● Exercise instructions:
Look through the data for the string "Quiet". Copy every line where it is found.

● Supplied data:
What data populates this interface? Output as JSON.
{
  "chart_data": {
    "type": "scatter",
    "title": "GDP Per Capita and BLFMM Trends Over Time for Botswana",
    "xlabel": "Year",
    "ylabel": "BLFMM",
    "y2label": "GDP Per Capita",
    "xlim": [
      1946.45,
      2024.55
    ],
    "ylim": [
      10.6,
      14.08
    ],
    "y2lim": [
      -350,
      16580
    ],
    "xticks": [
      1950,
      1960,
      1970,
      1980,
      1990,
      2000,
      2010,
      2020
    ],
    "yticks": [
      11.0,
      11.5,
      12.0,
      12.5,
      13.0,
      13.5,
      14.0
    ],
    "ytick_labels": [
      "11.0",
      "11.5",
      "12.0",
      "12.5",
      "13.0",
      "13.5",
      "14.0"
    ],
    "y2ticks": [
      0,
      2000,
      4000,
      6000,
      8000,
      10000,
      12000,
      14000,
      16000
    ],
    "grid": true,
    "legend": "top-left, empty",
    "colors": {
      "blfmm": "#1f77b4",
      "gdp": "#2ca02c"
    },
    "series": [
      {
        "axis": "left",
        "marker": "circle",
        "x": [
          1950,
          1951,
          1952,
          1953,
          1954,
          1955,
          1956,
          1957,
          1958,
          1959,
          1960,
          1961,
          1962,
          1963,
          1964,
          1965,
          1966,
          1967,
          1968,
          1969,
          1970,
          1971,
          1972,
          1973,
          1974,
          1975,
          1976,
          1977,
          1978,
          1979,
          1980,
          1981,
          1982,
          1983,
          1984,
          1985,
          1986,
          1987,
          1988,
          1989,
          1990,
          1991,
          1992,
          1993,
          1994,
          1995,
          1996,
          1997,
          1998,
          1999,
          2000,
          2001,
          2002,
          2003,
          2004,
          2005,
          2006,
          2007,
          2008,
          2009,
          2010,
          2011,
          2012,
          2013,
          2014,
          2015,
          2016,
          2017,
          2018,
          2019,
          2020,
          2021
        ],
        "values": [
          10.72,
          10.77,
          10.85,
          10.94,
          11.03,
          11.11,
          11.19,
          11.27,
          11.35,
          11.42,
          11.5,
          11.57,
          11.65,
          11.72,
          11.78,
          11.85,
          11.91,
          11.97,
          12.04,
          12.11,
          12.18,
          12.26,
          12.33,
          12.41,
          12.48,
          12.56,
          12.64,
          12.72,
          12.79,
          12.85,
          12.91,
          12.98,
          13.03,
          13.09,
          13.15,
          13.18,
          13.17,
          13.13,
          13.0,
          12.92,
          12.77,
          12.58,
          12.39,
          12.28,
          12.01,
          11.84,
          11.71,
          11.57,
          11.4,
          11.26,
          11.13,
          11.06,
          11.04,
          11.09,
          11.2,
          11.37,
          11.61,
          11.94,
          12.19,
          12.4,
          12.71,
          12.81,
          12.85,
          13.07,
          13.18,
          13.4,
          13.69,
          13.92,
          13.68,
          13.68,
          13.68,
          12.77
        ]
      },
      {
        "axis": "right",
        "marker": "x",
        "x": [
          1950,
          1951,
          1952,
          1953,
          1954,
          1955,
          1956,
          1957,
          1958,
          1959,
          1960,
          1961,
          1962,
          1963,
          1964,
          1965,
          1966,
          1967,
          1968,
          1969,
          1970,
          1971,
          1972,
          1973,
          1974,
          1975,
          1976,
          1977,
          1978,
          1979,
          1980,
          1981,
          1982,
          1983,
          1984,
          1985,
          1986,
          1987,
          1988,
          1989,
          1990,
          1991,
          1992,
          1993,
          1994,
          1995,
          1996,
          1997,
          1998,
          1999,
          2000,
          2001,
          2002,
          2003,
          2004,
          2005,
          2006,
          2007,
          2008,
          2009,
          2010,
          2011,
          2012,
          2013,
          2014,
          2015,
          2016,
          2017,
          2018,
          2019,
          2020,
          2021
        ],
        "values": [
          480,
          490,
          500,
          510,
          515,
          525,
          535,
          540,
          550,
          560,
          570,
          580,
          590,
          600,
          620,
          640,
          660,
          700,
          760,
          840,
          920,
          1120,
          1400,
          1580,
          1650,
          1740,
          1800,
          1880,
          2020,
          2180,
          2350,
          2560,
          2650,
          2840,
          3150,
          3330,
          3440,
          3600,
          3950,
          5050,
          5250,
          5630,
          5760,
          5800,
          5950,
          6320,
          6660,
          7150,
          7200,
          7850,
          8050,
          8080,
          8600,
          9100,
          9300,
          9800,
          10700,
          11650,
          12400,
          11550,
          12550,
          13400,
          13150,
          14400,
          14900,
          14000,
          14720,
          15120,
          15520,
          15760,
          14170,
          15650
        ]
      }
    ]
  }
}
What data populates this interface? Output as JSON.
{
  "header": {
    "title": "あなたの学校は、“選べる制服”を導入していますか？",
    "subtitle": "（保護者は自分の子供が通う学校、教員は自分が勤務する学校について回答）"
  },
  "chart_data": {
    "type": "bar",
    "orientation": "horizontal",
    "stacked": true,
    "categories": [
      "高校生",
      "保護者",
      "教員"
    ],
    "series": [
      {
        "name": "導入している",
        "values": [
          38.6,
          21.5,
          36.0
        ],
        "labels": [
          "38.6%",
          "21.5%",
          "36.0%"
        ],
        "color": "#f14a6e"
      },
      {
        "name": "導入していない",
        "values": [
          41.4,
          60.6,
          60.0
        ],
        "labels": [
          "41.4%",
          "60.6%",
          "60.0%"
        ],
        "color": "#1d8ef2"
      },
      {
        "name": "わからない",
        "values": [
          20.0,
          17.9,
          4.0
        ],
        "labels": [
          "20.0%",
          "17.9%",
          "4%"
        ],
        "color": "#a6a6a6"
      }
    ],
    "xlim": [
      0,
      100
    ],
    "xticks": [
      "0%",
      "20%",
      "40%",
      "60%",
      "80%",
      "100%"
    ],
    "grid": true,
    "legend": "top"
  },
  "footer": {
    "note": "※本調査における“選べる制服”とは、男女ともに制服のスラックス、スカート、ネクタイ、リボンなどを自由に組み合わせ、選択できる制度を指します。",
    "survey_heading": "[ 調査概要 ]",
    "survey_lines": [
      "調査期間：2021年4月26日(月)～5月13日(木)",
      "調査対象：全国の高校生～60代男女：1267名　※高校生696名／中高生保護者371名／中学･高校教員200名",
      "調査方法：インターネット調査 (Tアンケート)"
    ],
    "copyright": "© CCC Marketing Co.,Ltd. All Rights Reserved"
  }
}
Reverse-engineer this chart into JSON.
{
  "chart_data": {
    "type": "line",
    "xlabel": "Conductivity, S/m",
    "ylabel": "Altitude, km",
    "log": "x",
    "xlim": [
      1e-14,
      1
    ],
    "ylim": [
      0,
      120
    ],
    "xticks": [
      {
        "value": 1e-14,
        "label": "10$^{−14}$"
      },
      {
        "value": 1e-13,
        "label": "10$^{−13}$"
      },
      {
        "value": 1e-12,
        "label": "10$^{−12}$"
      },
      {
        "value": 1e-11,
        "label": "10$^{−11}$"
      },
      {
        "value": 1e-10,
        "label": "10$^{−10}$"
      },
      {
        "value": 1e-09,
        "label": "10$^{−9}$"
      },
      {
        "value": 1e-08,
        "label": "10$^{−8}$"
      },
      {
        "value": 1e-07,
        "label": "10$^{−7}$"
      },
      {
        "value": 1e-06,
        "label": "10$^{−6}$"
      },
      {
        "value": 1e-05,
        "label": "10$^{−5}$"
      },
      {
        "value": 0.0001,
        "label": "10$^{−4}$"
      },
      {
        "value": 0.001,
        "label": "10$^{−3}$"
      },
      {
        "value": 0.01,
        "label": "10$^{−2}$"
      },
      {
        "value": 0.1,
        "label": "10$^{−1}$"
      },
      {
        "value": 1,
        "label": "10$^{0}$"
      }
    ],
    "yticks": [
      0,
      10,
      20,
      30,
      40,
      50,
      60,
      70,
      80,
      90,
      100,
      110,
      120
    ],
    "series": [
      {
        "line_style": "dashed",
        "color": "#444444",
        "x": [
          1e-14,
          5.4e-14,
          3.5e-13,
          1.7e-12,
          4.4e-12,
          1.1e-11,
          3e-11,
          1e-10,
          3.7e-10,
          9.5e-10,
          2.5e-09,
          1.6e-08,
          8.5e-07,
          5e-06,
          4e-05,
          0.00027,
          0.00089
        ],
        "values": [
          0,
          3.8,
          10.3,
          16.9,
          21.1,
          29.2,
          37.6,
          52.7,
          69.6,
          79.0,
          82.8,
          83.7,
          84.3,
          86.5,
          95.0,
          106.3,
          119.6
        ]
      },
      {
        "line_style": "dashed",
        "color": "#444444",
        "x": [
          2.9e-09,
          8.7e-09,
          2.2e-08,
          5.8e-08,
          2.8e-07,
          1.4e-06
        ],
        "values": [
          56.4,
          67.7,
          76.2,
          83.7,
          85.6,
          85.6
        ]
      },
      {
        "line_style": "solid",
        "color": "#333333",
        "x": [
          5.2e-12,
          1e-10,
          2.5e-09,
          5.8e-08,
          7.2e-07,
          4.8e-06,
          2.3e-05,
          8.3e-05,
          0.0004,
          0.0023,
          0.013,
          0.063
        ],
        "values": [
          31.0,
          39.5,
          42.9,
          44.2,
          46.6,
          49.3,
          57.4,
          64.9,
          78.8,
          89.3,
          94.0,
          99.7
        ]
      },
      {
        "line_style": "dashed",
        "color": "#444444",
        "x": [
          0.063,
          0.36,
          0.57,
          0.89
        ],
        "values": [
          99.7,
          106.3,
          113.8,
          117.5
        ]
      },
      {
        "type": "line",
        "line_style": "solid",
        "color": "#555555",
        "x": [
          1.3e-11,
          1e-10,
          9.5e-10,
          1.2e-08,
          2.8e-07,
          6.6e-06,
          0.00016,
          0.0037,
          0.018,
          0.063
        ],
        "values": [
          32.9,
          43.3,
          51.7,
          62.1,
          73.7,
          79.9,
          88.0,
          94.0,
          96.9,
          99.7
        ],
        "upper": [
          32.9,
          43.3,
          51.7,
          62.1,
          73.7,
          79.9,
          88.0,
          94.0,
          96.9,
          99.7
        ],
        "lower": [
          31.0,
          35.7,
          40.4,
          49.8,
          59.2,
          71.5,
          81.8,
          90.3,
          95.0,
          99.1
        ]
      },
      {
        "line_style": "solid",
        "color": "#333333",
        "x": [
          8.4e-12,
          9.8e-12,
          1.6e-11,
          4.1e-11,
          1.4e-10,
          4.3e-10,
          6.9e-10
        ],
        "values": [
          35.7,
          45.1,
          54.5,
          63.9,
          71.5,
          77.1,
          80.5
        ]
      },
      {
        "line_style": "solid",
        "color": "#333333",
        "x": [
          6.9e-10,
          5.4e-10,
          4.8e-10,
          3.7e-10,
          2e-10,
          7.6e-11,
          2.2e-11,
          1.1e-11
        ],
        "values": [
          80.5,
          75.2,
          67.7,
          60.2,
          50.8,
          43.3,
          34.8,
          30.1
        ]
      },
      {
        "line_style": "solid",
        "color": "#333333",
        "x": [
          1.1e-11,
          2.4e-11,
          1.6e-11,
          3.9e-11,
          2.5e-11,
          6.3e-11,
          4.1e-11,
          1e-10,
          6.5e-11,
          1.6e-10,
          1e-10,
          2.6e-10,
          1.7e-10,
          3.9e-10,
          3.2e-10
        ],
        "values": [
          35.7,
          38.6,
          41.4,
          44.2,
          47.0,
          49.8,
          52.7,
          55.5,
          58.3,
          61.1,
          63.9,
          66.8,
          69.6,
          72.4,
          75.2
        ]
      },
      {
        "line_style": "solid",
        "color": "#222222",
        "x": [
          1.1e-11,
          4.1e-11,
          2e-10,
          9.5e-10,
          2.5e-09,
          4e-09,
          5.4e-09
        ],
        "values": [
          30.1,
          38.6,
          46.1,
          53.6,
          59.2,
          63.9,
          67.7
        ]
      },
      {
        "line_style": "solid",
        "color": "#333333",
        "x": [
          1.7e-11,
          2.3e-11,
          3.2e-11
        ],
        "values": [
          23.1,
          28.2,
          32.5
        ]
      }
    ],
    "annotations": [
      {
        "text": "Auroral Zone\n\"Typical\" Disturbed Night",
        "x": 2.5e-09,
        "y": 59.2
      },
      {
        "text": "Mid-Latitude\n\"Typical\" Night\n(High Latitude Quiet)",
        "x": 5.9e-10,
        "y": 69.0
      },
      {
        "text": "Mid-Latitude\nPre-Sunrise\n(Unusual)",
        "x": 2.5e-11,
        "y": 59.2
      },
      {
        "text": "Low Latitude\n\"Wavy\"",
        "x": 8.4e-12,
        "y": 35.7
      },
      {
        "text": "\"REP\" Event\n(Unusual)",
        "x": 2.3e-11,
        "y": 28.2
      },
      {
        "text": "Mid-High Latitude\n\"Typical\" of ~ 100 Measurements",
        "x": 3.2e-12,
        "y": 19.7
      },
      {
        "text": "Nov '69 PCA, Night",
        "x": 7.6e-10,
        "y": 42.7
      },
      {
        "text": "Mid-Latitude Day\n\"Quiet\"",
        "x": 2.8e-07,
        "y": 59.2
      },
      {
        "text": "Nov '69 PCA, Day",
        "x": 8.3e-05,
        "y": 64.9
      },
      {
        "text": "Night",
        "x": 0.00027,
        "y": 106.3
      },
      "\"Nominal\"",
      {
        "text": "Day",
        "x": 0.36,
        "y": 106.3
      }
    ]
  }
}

● The reply:
        "text": "Mid-Latitude\n\"Typical\" Night\n(High Latitude Quiet)",
        "text": "Mid-Latitude Day\n\"Quiet\"",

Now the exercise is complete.